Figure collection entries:
┄┄┄┄┄┄┄┄┄┄┄┄┄┄┄┄┄┄┄┄

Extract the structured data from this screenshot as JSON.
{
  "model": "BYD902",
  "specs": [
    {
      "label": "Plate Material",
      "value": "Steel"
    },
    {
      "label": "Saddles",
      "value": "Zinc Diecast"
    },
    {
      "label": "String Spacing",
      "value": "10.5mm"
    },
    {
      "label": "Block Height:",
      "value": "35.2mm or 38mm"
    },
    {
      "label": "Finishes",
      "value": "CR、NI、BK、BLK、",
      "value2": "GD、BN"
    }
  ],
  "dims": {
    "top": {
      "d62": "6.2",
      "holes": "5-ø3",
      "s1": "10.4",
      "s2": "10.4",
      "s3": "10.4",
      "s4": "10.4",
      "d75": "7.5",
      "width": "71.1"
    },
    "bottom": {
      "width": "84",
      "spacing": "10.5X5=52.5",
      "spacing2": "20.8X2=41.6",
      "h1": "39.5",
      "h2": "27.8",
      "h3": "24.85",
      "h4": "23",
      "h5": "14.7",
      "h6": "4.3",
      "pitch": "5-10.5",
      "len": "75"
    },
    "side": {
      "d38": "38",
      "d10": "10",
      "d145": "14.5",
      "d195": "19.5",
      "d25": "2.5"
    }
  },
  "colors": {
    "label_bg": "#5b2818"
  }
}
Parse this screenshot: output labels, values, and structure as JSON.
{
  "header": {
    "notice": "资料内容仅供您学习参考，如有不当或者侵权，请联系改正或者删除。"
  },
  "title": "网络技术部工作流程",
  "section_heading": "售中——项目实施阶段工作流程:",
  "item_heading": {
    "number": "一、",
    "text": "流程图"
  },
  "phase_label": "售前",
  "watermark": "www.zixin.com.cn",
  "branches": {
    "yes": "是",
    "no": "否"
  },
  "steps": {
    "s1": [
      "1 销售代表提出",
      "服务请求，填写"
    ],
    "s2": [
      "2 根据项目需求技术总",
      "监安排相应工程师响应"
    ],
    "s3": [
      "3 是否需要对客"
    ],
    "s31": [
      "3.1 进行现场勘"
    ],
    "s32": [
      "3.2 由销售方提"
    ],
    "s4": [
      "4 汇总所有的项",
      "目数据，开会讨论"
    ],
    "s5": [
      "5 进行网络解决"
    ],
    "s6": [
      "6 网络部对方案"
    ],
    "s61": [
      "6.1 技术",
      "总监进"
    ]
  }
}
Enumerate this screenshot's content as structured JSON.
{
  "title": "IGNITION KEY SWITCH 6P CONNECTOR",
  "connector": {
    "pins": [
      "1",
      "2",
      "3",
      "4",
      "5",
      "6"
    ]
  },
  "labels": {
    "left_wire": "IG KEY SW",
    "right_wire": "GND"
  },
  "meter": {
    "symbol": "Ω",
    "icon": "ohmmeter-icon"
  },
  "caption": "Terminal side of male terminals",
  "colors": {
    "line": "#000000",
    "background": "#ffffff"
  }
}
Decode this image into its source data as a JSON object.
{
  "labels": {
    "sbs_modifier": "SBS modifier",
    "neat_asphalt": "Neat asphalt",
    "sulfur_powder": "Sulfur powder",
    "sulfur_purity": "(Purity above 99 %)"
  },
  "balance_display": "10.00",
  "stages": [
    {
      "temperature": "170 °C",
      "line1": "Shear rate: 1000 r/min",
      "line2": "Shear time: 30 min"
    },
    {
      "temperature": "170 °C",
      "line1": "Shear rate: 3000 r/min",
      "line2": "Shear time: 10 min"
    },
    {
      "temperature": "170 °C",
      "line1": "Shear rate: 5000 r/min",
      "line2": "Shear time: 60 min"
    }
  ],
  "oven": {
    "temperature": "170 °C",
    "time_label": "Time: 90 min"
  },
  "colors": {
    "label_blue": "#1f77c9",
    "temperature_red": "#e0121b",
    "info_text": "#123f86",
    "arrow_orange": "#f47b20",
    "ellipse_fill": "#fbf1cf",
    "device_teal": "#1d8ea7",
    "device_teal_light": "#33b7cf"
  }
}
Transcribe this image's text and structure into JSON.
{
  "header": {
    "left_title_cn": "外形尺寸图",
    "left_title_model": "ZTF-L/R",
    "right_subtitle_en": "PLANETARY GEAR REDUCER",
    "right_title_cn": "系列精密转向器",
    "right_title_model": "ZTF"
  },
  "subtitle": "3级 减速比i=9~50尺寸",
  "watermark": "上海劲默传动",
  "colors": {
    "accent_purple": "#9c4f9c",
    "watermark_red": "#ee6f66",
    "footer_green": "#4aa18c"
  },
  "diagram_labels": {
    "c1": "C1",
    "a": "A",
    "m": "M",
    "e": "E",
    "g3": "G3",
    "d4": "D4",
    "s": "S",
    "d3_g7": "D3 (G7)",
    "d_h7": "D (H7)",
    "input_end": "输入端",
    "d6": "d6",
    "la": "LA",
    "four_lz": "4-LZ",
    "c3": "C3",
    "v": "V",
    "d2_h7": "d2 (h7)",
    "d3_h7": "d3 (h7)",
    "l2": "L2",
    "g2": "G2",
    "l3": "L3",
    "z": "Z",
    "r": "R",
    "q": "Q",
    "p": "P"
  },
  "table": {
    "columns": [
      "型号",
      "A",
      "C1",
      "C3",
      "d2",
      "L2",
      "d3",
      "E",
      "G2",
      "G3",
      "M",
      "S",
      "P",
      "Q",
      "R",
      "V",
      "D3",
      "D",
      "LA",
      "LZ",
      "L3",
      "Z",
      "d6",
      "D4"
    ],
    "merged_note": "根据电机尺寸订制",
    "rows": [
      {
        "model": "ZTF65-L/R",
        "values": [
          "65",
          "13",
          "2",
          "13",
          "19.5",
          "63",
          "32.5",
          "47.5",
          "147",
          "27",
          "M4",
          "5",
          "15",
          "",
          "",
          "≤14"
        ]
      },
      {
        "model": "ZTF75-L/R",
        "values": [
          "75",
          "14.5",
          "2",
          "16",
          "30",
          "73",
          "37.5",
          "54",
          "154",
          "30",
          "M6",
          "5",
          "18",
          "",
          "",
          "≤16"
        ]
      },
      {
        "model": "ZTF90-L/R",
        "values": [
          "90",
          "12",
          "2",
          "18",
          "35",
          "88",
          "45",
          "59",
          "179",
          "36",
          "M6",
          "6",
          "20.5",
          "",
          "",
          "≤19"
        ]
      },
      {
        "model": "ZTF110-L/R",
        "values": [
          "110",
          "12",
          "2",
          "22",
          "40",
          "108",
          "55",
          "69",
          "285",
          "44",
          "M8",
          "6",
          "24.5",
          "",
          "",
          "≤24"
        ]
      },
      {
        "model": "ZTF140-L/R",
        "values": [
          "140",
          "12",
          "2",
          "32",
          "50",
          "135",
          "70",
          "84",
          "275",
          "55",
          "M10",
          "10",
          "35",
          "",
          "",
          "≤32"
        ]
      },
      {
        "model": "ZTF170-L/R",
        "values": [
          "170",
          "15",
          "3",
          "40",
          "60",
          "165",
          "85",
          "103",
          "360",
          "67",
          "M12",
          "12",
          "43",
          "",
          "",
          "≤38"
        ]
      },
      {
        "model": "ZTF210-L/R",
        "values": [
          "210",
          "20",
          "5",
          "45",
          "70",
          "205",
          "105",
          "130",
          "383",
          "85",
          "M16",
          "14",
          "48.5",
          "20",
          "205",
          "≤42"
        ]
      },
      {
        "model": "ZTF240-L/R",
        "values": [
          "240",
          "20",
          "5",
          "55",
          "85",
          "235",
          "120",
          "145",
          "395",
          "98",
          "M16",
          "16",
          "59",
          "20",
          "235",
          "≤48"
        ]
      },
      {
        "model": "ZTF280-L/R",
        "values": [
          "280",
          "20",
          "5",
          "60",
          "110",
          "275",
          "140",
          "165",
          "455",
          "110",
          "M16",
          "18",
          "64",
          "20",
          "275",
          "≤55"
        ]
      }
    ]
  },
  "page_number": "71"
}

┄┄┄┄┄┄┄┄┄┄┄┄┄┄┄┄┄┄┄┄

Reproduce each line verbatim.

Extract the structured data from this screenshot as JSON.
{
  "model": "BYD902",
  "specs": [
    {
      "label": "Plate Material",
      "value": "Steel"
    },
    {
      "label": "Saddles",
      "value": "Zinc Diecast"
    },
    {
      "label": "String Spacing",
      "value": "10.5mm"
    },
    {
      "label": "Block Height:",
      "value": "35.2mm or 38mm"
    },
    {
      "label": "Finishes",
      "value": "CR、NI、BK、BLK、",
      "value2": "GD、BN"
    }
  ],
  "dims": {
    "top": {
      "d62": "6.2",
      "holes": "5-ø3",
      "s1": "10.4",
      "s2": "10.4",
      "s3": "10.4",
      "s4": "10.4",
      "d75": "7.5",
      "width": "71.1"
    },
    "bottom": {
      "width": "84",
      "spacing": "10.5X5=52.5",
      "spacing2": "20.8X2=41.6",
      "h1": "39.5",
      "h2": "27.8",
      "h3": "24.85",
      "h4": "23",
      "h5": "14.7",
      "h6": "4.3",
      "pitch": "5-10.5",
      "len": "75"
    },
    "side": {
      "d38": "38",
      "d10": "10",
      "d145": "14.5",
      "d195": "19.5",
      "d25": "2.5"
    }
  },
  "colors": {
    "label_bg": "#5b2818"
  }
}
Parse this screenshot: output labels, values, and structure as JSON.
{
  "header": {
    "notice": "资料内容仅供您学习参考，如有不当或者侵权，请联系改正或者删除。"
  },
  "title": "网络技术部工作流程",
  "section_heading": "售中——项目实施阶段工作流程:",
  "item_heading": {
    "number": "一、",
    "text": "流程图"
  },
  "phase_label": "售前",
  "watermark": "www.zixin.com.cn",
  "branches": {
    "yes": "是",
    "no": "否"
  },
  "steps": {
    "s1": [
      "1 销售代表提出",
      "服务请求，填写"
    ],
    "s2": [
      "2 根据项目需求技术总",
      "监安排相应工程师响应"
    ],
    "s3": [
      "3 是否需要对客"
    ],
    "s31": [
      "3.1 进行现场勘"
    ],
    "s32": [
      "3.2 由销售方提"
    ],
    "s4": [
      "4 汇总所有的项",
      "目数据，开会讨论"
    ],
    "s5": [
      "5 进行网络解决"
    ],
    "s6": [
      "6 网络部对方案"
    ],
    "s61": [
      "6.1 技术",
      "总监进"
    ]
  }
}
Enumerate this screenshot's content as structured JSON.
{
  "title": "IGNITION KEY SWITCH 6P CONNECTOR",
  "connector": {
    "pins": [
      "1",
      "2",
      "3",
      "4",
      "5",
      "6"
    ]
  },
  "labels": {
    "left_wire": "IG KEY SW",
    "right_wire": "GND"
  },
  "meter": {
    "symbol": "Ω",
    "icon": "ohmmeter-icon"
  },
  "caption": "Terminal side of male terminals",
  "colors": {
    "line": "#000000",
    "background": "#ffffff"
  }
}
Decode this image into its source data as a JSON object.
{
  "labels": {
    "sbs_modifier": "SBS modifier",
    "neat_asphalt": "Neat asphalt",
    "sulfur_powder": "Sulfur powder",
    "sulfur_purity": "(Purity above 99 %)"
  },
  "balance_display": "10.00",
  "stages": [
    {
      "temperature": "170 °C",
      "line1": "Shear rate: 1000 r/min",
      "line2": "Shear time: 30 min"
    },
    {
      "temperature": "170 °C",
      "line1": "Shear rate: 3000 r/min",
      "line2": "Shear time: 10 min"
    },
    {
      "temperature": "170 °C",
      "line1": "Shear rate: 5000 r/min",
      "line2": "Shear time: 60 min"
    }
  ],
  "oven": {
    "temperature": "170 °C",
    "time_label": "Time: 90 min"
  },
  "colors": {
    "label_blue": "#1f77c9",
    "temperature_red": "#e0121b",
    "info_text": "#123f86",
    "arrow_orange": "#f47b20",
    "ellipse_fill": "#fbf1cf",
    "device_teal": "#1d8ea7",
    "device_teal_light": "#33b7cf"
  }
}
Transcribe this image's text and structure into JSON.
{
  "header": {
    "left_title_cn": "外形尺寸图",
    "left_title_model": "ZTF-L/R",
    "right_subtitle_en": "PLANETARY GEAR REDUCER",
    "right_title_cn": "系列精密转向器",
    "right_title_model": "ZTF"
  },
  "subtitle": "3级 减速比i=9~50尺寸",
  "watermark": "上海劲默传动",
  "colors": {
    "accent_purple": "#9c4f9c",
    "watermark_red": "#ee6f66",
    "footer_green": "#4aa18c"
  },
  "diagram_labels": {
    "c1": "C1",
    "a": "A",
    "m": "M",
    "e": "E",
    "g3": "G3",
    "d4": "D4",
    "s": "S",
    "d3_g7": "D3 (G7)",
    "d_h7": "D (H7)",
    "input_end": "输入端",
    "d6": "d6",
    "la": "LA",
    "four_lz": "4-LZ",
    "c3": "C3",
    "v": "V",
    "d2_h7": "d2 (h7)",
    "d3_h7": "d3 (h7)",
    "l2": "L2",
    "g2": "G2",
    "l3": "L3",
    "z": "Z",
    "r": "R",
    "q": "Q",
    "p": "P"
  },
  "table": {
    "columns": [
      "型号",
      "A",
      "C1",
      "C3",
      "d2",
      "L2",
      "d3",
      "E",
      "G2",
      "G3",
      "M",
      "S",
      "P",
      "Q",
      "R",
      "V",
      "D3",
      "D",
      "LA",
      "LZ",
      "L3",
      "Z",
      "d6",
      "D4"
    ],
    "merged_note": "根据电机尺寸订制",
    "rows": [
      {
        "model": "ZTF65-L/R",
        "values": [
          "65",
          "13",
          "2",
          "13",
          "19.5",
          "63",
          "32.5",
          "47.5",
          "147",
          "27",
          "M4",
          "5",
          "15",
          "",
          "",
          "≤14"
        ]
      },
      {
        "model": "ZTF75-L/R",
        "values": [
          "75",
          "14.5",
          "2",
          "16",
          "30",
          "73",
          "37.5",
          "54",
          "154",
          "30",
          "M6",
          "5",
          "18",
          "",
          "",
          "≤16"
        ]
      },
      {
        "model": "ZTF90-L/R",
        "values": [
          "90",
          "12",
          "2",
          "18",
          "35",
          "88",
          "45",
          "59",
          "179",
          "36",
          "M6",
          "6",
          "20.5",
          "",
          "",
          "≤19"
        ]
      },
      {
        "model": "ZTF110-L/R",
        "values": [
          "110",
          "12",
          "2",
          "22",
          "40",
          "108",
          "55",
          "69",
          "285",
          "44",
          "M8",
          "6",
          "24.5",
          "",
          "",
          "≤24"
        ]
      },
      {
        "model": "ZTF140-L/R",
        "values": [
          "140",
          "12",
          "2",
          "32",
          "50",
          "135",
          "70",
          "84",
          "275",
          "55",
          "M10",
          "10",
          "35",
          "",
          "",
          "≤32"
        ]
      },
      {
        "model": "ZTF170-L/R",
        "values": [
          "170",
          "15",
          "3",
          "40",
          "60",
          "165",
          "85",
          "103",
          "360",
          "67",
          "M12",
          "12",
          "43",
          "",
          "",
          "≤38"
        ]
      },
      {
        "model": "ZTF210-L/R",
        "values": [
          "210",
          "20",
          "5",
          "45",
          "70",
          "205",
          "105",
          "130",
          "383",
          "85",
          "M16",
          "14",
          "48.5",
          "20",
          "205",
          "≤42"
        ]
      },
      {
        "model": "ZTF240-L/R",
        "values": [
          "240",
          "20",
          "5",
          "55",
          "85",
          "235",
          "120",
          "145",
          "395",
          "98",
          "M16",
          "16",
          "59",
          "20",
          "235",
          "≤48"
        ]
      },
      {
        "model": "ZTF280-L/R",
        "values": [
          "280",
          "20",
          "5",
          "60",
          "110",
          "275",
          "140",
          "165",
          "455",
          "110",
          "M16",
          "18",
          "64",
          "20",
          "275",
          "≤55"
        ]
      }
    ]
  },
  "page_number": "71"
}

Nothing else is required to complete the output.